**Stated goal**
Within the data that follows, how many lines carry the string "taxes"? Give the number alone.

**Data supplied**
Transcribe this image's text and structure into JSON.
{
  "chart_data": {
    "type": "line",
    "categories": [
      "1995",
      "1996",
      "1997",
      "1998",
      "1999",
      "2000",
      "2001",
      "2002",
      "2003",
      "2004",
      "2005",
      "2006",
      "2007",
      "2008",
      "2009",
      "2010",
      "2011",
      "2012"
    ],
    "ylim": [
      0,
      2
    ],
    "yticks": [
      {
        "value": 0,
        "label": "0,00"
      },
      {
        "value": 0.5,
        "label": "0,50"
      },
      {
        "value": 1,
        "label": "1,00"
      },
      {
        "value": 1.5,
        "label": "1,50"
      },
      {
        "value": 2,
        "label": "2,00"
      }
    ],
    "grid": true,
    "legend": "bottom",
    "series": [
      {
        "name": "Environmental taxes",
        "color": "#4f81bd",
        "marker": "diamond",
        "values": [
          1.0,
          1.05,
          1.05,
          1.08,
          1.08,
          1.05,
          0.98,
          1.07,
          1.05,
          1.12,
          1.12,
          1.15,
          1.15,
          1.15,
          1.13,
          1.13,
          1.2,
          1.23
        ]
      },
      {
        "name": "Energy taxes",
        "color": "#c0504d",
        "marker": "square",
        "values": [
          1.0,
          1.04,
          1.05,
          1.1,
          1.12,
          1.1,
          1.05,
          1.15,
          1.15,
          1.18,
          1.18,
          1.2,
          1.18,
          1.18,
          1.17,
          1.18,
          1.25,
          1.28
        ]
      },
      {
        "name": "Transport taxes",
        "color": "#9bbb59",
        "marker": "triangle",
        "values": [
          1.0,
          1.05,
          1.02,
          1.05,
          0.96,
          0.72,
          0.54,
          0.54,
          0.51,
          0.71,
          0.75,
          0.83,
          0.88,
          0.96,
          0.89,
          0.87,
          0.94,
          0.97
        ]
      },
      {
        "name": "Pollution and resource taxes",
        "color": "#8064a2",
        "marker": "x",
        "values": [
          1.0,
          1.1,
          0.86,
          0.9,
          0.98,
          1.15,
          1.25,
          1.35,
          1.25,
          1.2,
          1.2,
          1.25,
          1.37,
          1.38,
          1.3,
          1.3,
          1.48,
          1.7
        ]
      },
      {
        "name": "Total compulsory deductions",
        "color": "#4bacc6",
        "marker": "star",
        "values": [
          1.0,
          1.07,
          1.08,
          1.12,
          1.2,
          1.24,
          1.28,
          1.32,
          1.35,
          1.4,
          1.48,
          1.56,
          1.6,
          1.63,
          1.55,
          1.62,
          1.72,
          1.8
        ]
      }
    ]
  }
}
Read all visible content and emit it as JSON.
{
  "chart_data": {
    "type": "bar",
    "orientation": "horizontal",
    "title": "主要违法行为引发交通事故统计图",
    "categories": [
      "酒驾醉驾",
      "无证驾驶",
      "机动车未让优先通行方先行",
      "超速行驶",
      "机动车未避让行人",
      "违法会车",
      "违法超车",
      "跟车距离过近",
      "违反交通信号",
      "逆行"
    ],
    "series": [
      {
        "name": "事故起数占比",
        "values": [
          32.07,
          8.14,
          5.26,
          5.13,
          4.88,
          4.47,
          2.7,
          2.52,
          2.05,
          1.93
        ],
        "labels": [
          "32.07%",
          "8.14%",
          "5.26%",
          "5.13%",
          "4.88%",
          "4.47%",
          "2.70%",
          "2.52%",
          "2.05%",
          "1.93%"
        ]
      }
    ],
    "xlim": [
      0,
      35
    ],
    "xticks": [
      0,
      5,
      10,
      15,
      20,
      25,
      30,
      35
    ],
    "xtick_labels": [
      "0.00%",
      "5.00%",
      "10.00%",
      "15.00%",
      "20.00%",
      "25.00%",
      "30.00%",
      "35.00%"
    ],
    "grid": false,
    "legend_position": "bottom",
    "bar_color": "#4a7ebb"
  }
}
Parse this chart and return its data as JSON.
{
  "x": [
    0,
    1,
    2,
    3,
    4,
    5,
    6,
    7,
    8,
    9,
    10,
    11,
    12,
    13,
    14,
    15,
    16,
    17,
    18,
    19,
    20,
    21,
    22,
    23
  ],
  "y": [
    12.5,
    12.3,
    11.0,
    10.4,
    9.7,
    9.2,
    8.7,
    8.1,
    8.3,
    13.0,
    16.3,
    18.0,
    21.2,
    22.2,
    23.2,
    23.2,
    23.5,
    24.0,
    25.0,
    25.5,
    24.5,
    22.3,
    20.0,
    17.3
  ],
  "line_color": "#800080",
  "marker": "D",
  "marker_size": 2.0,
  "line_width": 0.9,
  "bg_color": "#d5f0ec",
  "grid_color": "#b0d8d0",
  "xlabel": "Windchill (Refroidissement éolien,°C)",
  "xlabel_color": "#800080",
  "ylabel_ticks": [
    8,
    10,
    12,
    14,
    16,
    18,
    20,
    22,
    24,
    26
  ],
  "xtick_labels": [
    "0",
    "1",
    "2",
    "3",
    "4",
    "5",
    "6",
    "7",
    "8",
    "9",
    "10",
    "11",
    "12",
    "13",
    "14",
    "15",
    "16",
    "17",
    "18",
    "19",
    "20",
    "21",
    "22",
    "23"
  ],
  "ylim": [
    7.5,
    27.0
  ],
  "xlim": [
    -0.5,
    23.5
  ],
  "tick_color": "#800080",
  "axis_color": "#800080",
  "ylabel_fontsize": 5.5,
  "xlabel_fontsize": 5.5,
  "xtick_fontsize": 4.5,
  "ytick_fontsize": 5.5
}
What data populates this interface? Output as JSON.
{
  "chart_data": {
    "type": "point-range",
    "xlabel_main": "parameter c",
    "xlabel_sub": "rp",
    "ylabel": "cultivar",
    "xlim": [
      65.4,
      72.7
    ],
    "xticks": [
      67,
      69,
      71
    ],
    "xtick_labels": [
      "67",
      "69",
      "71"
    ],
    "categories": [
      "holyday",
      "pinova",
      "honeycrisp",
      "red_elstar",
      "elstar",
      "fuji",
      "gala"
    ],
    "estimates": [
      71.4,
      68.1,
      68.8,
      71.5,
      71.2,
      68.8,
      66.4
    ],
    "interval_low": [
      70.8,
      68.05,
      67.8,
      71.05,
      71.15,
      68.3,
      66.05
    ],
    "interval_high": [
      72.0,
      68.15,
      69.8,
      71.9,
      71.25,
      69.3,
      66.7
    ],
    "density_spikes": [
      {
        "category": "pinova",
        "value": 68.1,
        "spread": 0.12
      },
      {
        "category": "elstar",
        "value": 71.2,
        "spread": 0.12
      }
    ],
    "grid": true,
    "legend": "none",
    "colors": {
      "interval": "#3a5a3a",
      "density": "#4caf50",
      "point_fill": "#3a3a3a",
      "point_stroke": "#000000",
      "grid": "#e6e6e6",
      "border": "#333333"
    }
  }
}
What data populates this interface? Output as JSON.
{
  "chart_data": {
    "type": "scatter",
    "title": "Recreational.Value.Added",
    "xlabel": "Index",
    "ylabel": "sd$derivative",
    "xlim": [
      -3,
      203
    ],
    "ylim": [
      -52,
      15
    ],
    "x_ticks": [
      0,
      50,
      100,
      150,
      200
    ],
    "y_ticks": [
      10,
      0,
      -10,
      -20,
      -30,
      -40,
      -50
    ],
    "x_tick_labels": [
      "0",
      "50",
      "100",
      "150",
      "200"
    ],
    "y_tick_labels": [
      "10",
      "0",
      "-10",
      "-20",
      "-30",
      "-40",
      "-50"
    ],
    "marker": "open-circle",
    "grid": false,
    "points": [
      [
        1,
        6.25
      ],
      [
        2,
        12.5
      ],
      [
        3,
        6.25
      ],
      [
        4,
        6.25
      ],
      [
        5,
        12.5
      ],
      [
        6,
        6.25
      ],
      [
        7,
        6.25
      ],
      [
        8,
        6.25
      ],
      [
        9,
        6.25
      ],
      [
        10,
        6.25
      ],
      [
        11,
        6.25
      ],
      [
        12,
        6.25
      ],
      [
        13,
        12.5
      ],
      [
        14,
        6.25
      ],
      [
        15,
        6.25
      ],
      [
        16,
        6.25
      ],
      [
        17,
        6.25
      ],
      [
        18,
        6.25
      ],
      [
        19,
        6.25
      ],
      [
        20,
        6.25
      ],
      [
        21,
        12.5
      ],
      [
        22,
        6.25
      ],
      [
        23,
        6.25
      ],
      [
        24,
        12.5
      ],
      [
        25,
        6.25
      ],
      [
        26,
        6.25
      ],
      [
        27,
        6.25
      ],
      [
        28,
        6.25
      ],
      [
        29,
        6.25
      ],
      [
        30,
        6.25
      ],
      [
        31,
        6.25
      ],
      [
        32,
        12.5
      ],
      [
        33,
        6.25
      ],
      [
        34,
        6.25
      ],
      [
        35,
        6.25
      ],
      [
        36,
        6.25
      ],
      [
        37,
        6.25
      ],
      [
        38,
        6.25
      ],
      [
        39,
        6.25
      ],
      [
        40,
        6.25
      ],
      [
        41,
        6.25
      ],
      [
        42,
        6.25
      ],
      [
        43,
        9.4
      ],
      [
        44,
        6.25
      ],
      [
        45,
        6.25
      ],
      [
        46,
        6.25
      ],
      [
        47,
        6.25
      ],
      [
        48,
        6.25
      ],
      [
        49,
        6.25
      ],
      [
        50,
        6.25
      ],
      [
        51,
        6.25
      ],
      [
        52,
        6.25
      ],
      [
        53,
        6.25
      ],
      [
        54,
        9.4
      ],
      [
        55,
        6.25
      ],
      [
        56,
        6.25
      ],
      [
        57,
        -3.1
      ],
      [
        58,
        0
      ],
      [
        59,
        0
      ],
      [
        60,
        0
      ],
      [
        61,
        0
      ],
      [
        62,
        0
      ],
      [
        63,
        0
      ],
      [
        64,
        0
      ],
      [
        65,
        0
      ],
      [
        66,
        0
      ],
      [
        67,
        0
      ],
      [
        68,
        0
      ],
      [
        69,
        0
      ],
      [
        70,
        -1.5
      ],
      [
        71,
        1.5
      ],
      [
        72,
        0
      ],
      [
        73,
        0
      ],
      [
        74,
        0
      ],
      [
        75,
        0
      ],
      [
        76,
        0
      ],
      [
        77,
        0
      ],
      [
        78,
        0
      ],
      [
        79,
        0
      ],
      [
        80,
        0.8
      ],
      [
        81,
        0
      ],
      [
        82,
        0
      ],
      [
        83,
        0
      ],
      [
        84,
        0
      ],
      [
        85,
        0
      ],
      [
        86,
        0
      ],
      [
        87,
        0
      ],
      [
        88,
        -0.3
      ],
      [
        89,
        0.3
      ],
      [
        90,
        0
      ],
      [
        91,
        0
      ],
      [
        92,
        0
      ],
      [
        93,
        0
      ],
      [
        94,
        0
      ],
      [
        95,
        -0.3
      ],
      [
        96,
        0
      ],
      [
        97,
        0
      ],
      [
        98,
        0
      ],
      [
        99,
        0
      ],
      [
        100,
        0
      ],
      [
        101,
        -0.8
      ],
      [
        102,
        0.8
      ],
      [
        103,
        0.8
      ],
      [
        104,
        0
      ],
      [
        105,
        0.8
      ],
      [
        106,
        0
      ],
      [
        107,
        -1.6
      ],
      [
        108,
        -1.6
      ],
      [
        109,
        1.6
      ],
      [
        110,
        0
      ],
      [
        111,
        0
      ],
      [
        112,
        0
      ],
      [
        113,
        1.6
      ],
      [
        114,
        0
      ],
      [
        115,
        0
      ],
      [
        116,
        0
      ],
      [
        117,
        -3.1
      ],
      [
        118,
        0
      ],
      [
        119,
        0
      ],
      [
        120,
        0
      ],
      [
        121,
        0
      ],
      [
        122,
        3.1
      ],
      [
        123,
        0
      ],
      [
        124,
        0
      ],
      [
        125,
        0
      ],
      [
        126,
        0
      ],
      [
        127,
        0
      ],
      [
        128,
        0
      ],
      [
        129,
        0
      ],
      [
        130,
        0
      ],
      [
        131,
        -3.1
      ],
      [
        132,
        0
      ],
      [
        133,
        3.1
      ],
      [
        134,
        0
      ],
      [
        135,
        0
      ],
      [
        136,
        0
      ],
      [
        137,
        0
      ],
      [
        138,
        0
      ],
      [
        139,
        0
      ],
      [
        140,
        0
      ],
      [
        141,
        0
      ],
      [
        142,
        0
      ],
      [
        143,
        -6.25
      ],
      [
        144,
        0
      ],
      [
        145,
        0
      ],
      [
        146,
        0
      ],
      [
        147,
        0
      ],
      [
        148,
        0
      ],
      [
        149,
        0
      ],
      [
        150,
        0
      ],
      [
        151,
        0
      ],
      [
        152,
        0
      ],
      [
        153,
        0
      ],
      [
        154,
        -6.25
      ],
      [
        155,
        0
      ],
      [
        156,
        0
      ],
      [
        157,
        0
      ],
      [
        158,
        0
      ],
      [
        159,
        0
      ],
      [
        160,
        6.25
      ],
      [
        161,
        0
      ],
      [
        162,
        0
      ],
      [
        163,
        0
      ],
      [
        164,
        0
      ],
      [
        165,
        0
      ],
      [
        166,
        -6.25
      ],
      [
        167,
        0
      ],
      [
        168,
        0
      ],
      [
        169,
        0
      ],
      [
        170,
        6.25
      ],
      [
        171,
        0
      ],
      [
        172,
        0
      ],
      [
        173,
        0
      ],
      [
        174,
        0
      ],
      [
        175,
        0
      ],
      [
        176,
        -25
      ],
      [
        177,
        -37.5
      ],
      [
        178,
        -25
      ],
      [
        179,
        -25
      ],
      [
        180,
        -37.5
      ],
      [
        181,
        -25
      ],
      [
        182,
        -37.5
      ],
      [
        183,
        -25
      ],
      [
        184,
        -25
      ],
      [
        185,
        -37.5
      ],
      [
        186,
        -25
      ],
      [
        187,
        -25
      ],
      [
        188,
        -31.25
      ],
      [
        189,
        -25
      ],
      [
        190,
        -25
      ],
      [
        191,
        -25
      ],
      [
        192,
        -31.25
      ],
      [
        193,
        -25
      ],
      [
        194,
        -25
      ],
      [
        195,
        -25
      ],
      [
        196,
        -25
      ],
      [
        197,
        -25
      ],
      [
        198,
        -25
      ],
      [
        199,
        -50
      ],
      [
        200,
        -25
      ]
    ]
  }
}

**Task answer**
4